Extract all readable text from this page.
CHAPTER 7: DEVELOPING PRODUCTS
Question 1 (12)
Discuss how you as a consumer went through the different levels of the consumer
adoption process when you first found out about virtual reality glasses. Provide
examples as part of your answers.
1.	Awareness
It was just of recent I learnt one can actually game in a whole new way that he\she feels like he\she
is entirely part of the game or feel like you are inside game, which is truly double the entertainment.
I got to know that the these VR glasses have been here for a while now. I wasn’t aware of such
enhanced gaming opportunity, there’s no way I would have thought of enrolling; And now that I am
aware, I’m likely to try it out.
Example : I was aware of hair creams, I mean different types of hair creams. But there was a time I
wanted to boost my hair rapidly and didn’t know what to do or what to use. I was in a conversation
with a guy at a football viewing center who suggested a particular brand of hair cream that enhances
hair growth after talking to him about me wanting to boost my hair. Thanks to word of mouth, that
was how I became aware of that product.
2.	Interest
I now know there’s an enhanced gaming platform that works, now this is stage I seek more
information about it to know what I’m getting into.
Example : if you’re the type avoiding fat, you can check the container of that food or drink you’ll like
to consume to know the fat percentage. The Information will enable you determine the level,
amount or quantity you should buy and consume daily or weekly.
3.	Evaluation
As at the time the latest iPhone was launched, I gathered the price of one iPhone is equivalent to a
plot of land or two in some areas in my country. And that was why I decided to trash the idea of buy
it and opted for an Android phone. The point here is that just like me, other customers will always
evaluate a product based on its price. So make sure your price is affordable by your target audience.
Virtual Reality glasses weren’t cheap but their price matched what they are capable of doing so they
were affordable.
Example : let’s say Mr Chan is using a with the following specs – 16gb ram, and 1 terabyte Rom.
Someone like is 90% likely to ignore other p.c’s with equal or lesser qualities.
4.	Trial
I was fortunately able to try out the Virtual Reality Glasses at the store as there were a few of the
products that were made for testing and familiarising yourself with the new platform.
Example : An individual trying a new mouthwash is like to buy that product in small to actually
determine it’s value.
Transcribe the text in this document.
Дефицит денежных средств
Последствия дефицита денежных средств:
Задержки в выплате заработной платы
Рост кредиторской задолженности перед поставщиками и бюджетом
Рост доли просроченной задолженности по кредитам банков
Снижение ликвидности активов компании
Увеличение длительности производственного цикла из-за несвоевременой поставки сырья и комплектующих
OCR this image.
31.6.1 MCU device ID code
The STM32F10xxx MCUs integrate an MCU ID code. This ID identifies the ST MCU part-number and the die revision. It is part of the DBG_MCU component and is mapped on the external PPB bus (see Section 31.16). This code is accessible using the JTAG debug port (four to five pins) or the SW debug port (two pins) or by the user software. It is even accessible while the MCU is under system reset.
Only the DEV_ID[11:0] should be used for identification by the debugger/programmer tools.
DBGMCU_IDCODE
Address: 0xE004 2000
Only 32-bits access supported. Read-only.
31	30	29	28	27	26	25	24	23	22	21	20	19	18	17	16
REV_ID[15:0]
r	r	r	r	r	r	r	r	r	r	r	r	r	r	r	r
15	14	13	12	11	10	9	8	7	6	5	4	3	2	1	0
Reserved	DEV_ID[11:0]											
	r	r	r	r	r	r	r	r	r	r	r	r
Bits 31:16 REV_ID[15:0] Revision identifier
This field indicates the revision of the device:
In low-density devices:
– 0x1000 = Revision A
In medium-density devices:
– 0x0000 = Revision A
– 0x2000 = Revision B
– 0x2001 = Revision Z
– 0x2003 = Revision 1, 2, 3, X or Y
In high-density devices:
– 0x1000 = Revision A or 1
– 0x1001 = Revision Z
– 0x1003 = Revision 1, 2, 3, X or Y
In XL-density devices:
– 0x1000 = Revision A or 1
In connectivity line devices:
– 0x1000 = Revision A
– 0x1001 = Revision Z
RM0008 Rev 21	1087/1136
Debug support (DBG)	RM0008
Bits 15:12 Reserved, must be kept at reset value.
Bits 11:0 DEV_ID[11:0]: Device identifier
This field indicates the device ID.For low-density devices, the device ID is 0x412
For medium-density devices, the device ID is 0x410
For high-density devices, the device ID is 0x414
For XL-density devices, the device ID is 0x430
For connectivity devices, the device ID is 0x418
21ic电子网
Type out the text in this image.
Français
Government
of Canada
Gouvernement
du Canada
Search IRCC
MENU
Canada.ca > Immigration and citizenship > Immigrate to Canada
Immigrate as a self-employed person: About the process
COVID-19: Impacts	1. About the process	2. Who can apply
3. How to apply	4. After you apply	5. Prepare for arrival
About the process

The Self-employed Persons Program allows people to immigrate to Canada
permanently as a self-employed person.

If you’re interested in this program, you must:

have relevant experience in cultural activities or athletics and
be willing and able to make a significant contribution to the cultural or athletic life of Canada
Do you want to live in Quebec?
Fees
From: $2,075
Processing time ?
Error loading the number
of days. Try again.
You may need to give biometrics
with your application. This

□ □ □ □ □ □ □

Instructions for the task:
Reply with only the number of lines in the entries that contain the word "time".

Full solution:
3